(Records from a data collection)
···
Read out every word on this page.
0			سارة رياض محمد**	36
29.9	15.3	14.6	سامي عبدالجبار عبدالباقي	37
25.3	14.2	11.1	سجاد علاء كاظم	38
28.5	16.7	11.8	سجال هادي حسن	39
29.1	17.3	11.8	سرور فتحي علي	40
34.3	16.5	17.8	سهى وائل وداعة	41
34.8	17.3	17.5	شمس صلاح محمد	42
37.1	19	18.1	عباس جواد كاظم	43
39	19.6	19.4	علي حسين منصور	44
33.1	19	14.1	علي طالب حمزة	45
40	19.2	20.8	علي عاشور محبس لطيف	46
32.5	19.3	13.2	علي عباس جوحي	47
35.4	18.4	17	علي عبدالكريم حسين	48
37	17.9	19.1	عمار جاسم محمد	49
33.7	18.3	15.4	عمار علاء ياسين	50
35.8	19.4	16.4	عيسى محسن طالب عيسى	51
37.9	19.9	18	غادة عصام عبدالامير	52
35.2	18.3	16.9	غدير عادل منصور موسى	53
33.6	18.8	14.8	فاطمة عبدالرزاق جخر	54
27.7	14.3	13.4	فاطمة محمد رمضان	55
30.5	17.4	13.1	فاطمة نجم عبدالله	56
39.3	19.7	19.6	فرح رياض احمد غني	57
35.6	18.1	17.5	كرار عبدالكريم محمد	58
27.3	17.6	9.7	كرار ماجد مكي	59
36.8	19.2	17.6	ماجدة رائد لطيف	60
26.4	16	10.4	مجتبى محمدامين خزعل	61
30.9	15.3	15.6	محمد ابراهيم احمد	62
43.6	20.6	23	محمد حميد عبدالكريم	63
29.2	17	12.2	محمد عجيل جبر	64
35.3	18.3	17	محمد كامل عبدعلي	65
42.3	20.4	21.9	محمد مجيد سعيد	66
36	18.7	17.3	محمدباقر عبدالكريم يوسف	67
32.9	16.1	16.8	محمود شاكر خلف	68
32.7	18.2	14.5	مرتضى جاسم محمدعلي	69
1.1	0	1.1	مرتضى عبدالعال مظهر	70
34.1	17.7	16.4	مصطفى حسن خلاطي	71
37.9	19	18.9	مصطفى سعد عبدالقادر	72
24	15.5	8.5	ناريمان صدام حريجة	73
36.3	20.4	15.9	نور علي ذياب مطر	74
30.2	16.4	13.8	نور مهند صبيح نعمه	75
···
## [WRITTEN TASK]
Print the records above in full, exactly.

## [FINAL ANSWER]
Read out every word on this page.
0			سارة رياض محمد**	36
29.9	15.3	14.6	سامي عبدالجبار عبدالباقي	37
25.3	14.2	11.1	سجاد علاء كاظم	38
28.5	16.7	11.8	سجال هادي حسن	39
29.1	17.3	11.8	سرور فتحي علي	40
34.3	16.5	17.8	سهى وائل وداعة	41
34.8	17.3	17.5	شمس صلاح محمد	42
37.1	19	18.1	عباس جواد كاظم	43
39	19.6	19.4	علي حسين منصور	44
33.1	19	14.1	علي طالب حمزة	45
40	19.2	20.8	علي عاشور محبس لطيف	46
32.5	19.3	13.2	علي عباس جوحي	47
35.4	18.4	17	علي عبدالكريم حسين	48
37	17.9	19.1	عمار جاسم محمد	49
33.7	18.3	15.4	عمار علاء ياسين	50
35.8	19.4	16.4	عيسى محسن طالب عيسى	51
37.9	19.9	18	غادة عصام عبدالامير	52
35.2	18.3	16.9	غدير عادل منصور موسى	53
33.6	18.8	14.8	فاطمة عبدالرزاق جخر	54
27.7	14.3	13.4	فاطمة محمد رمضان	55
30.5	17.4	13.1	فاطمة نجم عبدالله	56
39.3	19.7	19.6	فرح رياض احمد غني	57
35.6	18.1	17.5	كرار عبدالكريم محمد	58
27.3	17.6	9.7	كرار ماجد مكي	59
36.8	19.2	17.6	ماجدة رائد لطيف	60
26.4	16	10.4	مجتبى محمدامين خزعل	61
30.9	15.3	15.6	محمد ابراهيم احمد	62
43.6	20.6	23	محمد حميد عبدالكريم	63
29.2	17	12.2	محمد عجيل جبر	64
35.3	18.3	17	محمد كامل عبدعلي	65
42.3	20.4	21.9	محمد مجيد سعيد	66
36	18.7	17.3	محمدباقر عبدالكريم يوسف	67
32.9	16.1	16.8	محمود شاكر خلف	68
32.7	18.2	14.5	مرتضى جاسم محمدعلي	69
1.1	0	1.1	مرتضى عبدالعال مظهر	70
34.1	17.7	16.4	مصطفى حسن خلاطي	71
37.9	19	18.9	مصطفى سعد عبدالقادر	72
24	15.5	8.5	ناريمان صدام حريجة	73
36.3	20.4	15.9	نور علي ذياب مطر	74
30.2	16.4	13.8	نور مهند صبيح نعمه	75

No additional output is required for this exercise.